Leave out the pictures and transcribe the rest of the records exactly.

## START Dataset

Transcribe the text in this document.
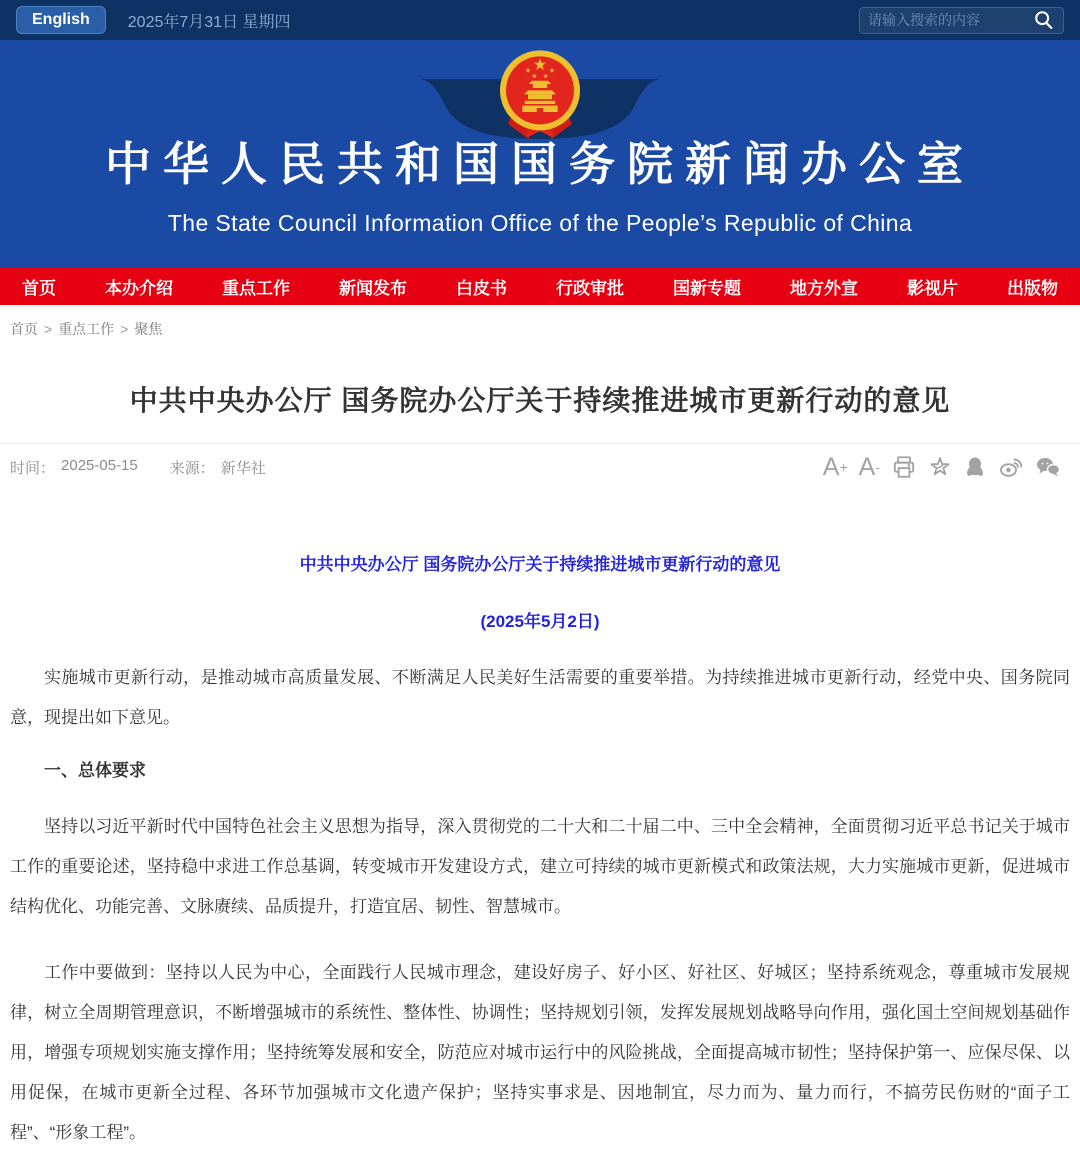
English	2025年7月31日 星期四
请输入搜索的内容
中华人民共和国国务院新闻办公室
The State Council Information Office of the People’s Republic of China
首页	本办介绍	重点工作	新闻发布	白皮书	行政审批	国新专题	地方外宣	影视片	出版物
首页 > 重点工作 > 聚焦
中共中央办公厅 国务院办公厅关于持续推进城市更新行动的意见
时间： 2025-05-15 来源： 新华社	A + A -
中共中央办公厅 国务院办公厅关于持续推进城市更新行动的意见
(2025年5月2日)

实施城市更新行动，是推动城市高质量发展、不断满足人民美好生活需要的重要举措。为持续推进城市更新行动，经党中央、国务院同意，现提出如下意见。

一、总体要求

坚持以习近平新时代中国特色社会主义思想为指导，深入贯彻党的二十大和二十届二中、三中全会精神，全面贯彻习近平总书记关于城市工作的重要论述，坚持稳中求进工作总基调，转变城市开发建设方式，建立可持续的城市更新模式和政策法规，大力实施城市更新，促进城市结构优化、功能完善、文脉赓续、品质提升，打造宜居、韧性、智慧城市。

工作中要做到：坚持以人民为中心，全面践行人民城市理念，建设好房子、好小区、好社区、好城区；坚持系统观念，尊重城市发展规律，树立全周期管理意识，不断增强城市的系统性、整体性、协调性；坚持规划引领，发挥发展规划战略导向作用，强化国土空间规划基础作用，增强专项规划实施支撑作用；坚持统筹发展和安全，防范应对城市运行中的风险挑战，全面提高城市韧性；坚持保护第一、应保尽保、以用促保，在城市更新全过程、各环节加强城市文化遗产保护；坚持实事求是、因地制宜，尽力而为、量力而行，不搞劳民伤财的“面子工程”、“形象工程”。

## END Dataset

(Exercise output)
Transcribe the text in this document.
English	2025年7月31日 星期四
请输入搜索的内容
中华人民共和国国务院新闻办公室
The State Council Information Office of the People’s Republic of China
首页	本办介绍	重点工作	新闻发布	白皮书	行政审批	国新专题	地方外宣	影视片	出版物
首页 > 重点工作 > 聚焦
中共中央办公厅 国务院办公厅关于持续推进城市更新行动的意见
时间： 2025-05-15 来源： 新华社	A + A -
中共中央办公厅 国务院办公厅关于持续推进城市更新行动的意见
(2025年5月2日)

实施城市更新行动，是推动城市高质量发展、不断满足人民美好生活需要的重要举措。为持续推进城市更新行动，经党中央、国务院同意，现提出如下意见。

一、总体要求

坚持以习近平新时代中国特色社会主义思想为指导，深入贯彻党的二十大和二十届二中、三中全会精神，全面贯彻习近平总书记关于城市工作的重要论述，坚持稳中求进工作总基调，转变城市开发建设方式，建立可持续的城市更新模式和政策法规，大力实施城市更新，促进城市结构优化、功能完善、文脉赓续、品质提升，打造宜居、韧性、智慧城市。

工作中要做到：坚持以人民为中心，全面践行人民城市理念，建设好房子、好小区、好社区、好城区；坚持系统观念，尊重城市发展规律，树立全周期管理意识，不断增强城市的系统性、整体性、协调性；坚持规划引领，发挥发展规划战略导向作用，强化国土空间规划基础作用，增强专项规划实施支撑作用；坚持统筹发展和安全，防范应对城市运行中的风险挑战，全面提高城市韧性；坚持保护第一、应保尽保、以用促保，在城市更新全过程、各环节加强城市文化遗产保护；坚持实事求是、因地制宜，尽力而为、量力而行，不搞劳民伤财的“面子工程”、“形象工程”。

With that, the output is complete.